WHAT YOU WILL DO
Which lines of the records contain the string "this", matched with case counting? Find each one and copy it in full.

Source data:
--
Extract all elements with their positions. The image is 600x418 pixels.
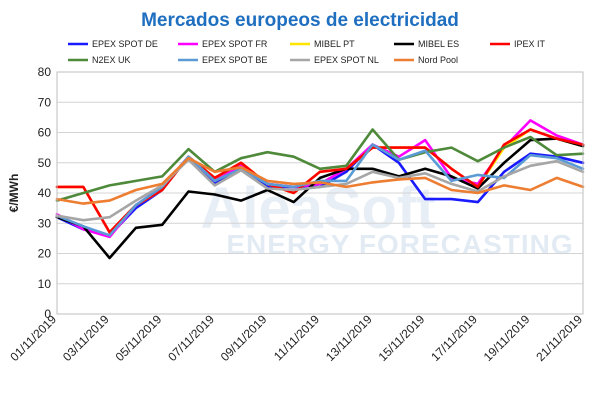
legend-label: EPEX SPOT FR (202, 39, 268, 49)
y-tick-label: 30 (38, 216, 52, 230)
legend-label: EPEX SPOT BE (202, 55, 267, 65)
y-tick-label: 0 (44, 307, 51, 321)
series-line-nord-pool (55, 156, 585, 205)
y-axis-label: €/MWh (7, 174, 21, 213)
x-tick-label: 11/11/2019 (271, 312, 322, 363)
x-tick-label: 15/11/2019 (376, 312, 428, 364)
legend-label: N2EX UK (92, 55, 131, 65)
plot-area (56, 71, 584, 315)
x-tick-label: 09/11/2019 (218, 312, 270, 364)
chart-title: Mercados europeos de electricidad (141, 10, 459, 31)
series-line-mibel-es (55, 137, 585, 260)
legend-label: Nord Pool (418, 55, 458, 65)
x-tick-label: 03/11/2019 (60, 312, 112, 364)
series-lines (55, 119, 585, 260)
y-tick-label: 40 (38, 186, 52, 200)
gridlines (57, 71, 583, 315)
legend-label: MIBEL ES (418, 39, 459, 49)
x-tick-label: 13/11/2019 (323, 312, 375, 364)
y-tick-label: 60 (38, 126, 52, 140)
series-line-epex-spot-be (55, 143, 585, 237)
y-tick-label: 50 (38, 156, 52, 170)
x-tick-label: 19/11/2019 (481, 312, 533, 364)
x-tick-label: 07/11/2019 (165, 312, 217, 364)
series-line-n2ex-uk (55, 128, 585, 202)
legend-label: IPEX IT (514, 39, 546, 49)
x-tick-labels: 01/11/2019 03/11/2019 05/11/2019 07/11/2019… (7, 312, 585, 364)
y-tick-labels: 0 10 20 30 40 50 60 70 80 (38, 65, 52, 321)
legend-label: EPEX SPOT NL (314, 55, 379, 65)
series-line-epex-spot-nl (55, 158, 585, 222)
x-tick-label: 01/11/2019 (7, 312, 59, 364)
y-tick-label: 20 (38, 247, 52, 261)
x-tick-label: 05/11/2019 (113, 312, 165, 364)
x-tick-label: 17/11/2019 (428, 312, 480, 364)
legend-label: EPEX SPOT DE (92, 39, 158, 49)
watermark-tagline: ENERGY FORECASTING (226, 229, 573, 260)
legend: EPEX SPOT DE EPEX SPOT FR MIBEL PT MIBEL ES… (68, 39, 546, 65)
legend-label: MIBEL PT (314, 39, 355, 49)
y-tick-label: 70 (38, 95, 52, 109)
x-tick-label: 21/11/2019 (533, 312, 585, 364)
y-tick-label: 10 (38, 277, 52, 291)
y-tick-label: 80 (38, 65, 52, 79)
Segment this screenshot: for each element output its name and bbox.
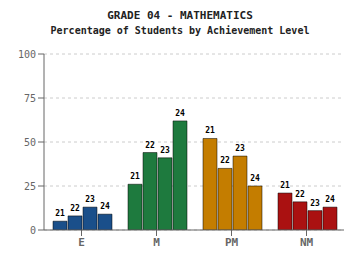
svg-text:PM: PM <box>225 236 239 249</box>
svg-text:22: 22 <box>145 141 155 150</box>
svg-text:21: 21 <box>130 172 140 181</box>
svg-text:21: 21 <box>280 181 290 190</box>
svg-text:24: 24 <box>250 174 260 183</box>
svg-text:M: M <box>153 236 160 249</box>
svg-text:21: 21 <box>55 209 65 218</box>
svg-text:E: E <box>78 236 85 249</box>
svg-text:100: 100 <box>18 49 36 60</box>
svg-text:24: 24 <box>100 202 110 211</box>
svg-text:75: 75 <box>24 93 36 104</box>
svg-text:25: 25 <box>24 181 36 192</box>
svg-text:23: 23 <box>310 199 320 208</box>
svg-text:24: 24 <box>325 195 335 204</box>
svg-text:22: 22 <box>70 204 80 213</box>
svg-text:23: 23 <box>235 144 245 153</box>
svg-text:0: 0 <box>30 225 36 236</box>
svg-text:23: 23 <box>85 195 95 204</box>
svg-text:23: 23 <box>160 146 170 155</box>
svg-text:NM: NM <box>300 236 314 249</box>
svg-text:22: 22 <box>295 190 305 199</box>
svg-text:50: 50 <box>24 137 36 148</box>
svg-text:21: 21 <box>205 126 215 135</box>
html-text:GRADE 04 - MATHEMATICS: GRADE 04 - MATHEMATICS <box>107 9 253 22</box>
svg-text:22: 22 <box>220 156 230 165</box>
svg-text:24: 24 <box>175 109 185 118</box>
html-text:Percentage of Students by Achi: Percentage of Students by Achievement Le… <box>50 25 310 36</box>
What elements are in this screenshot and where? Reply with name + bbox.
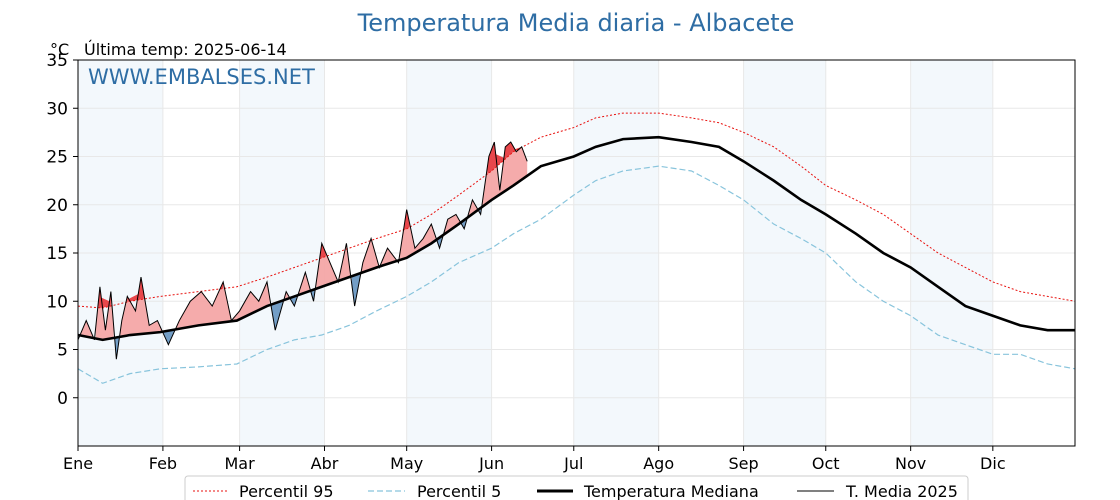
y-axis: 0 5 10 15 20 25 30 35 [46, 51, 78, 409]
xtick-label-mar: Mar [225, 454, 256, 473]
fill-above-median-5 [120, 277, 162, 337]
watermark: WWW.EMBALSES.NET [88, 65, 315, 89]
xtick-label-may: May [390, 454, 423, 473]
series-line-p5 [77, 165, 1076, 384]
xtick-label-ene: Ene [63, 454, 93, 473]
fill-above-median-7 [176, 281, 270, 330]
legend-label-p5: Percentil 5 [417, 482, 501, 500]
legend-label-current: T. Media 2025 [845, 482, 958, 500]
xtick-label-dic: Dic [980, 454, 1006, 473]
fill-above-p95-27 [487, 142, 522, 174]
series-line-p95 [77, 112, 1076, 309]
chart-title: Temperatura Media diaria - Albacete [357, 9, 795, 37]
series-lines [77, 112, 1076, 384]
xtick-label-jul: Jul [563, 454, 583, 473]
legend-label-median: Temperatura Mediana [583, 482, 759, 500]
ytick-label-15: 15 [46, 244, 68, 264]
fill-above-p95-5 [127, 277, 144, 302]
xtick-label-jun: Jun [478, 454, 504, 473]
xtick-label-nov: Nov [895, 454, 926, 473]
fill-above-median-17 [361, 238, 378, 273]
series-line-median [77, 135, 1075, 342]
fill-above-median-1 [80, 320, 94, 338]
legend-label-p95: Percentil 95 [239, 482, 334, 500]
xtick-label-sep: Sep [729, 454, 759, 473]
ytick-label-0: 0 [57, 389, 68, 409]
fill-above-median-25 [468, 199, 478, 218]
anomaly-fills [78, 142, 528, 360]
legend-box [184, 475, 969, 500]
ytick-label-5: 5 [57, 341, 68, 361]
ytick-label-35: 35 [46, 51, 68, 71]
last-update-label: Última temp: 2025-06-14 [84, 40, 287, 59]
series-line-current-year [77, 141, 528, 360]
xtick-label-ago: Ago [643, 454, 674, 473]
fill-below-median-6 [162, 329, 176, 345]
ytick-label-20: 20 [46, 196, 68, 216]
ytick-label-25: 25 [46, 148, 68, 168]
xtick-label-oct: Oct [812, 454, 840, 473]
unit-label: °C [50, 40, 69, 59]
fill-above-p95-13 [320, 243, 326, 259]
legend: Percentil 95 Percentil 5 Temperatura Med… [184, 475, 969, 500]
ytick-label-10: 10 [46, 292, 68, 312]
fill-above-p95-21 [403, 209, 410, 230]
xtick-label-feb: Feb [149, 454, 177, 473]
x-axis: Ene Feb Mar Abr May Jun Jul Ago Sep Oct Nov Dic [63, 446, 1006, 473]
xtick-label-abr: Abr [311, 454, 339, 473]
ytick-label-30: 30 [46, 99, 68, 119]
fill-above-median-15 [339, 243, 351, 281]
--
EXPECTED ANSWER
Segment this screenshot: for each element output its name and bbox.
What elements are in this screenshot and where? Reply with name + bbox.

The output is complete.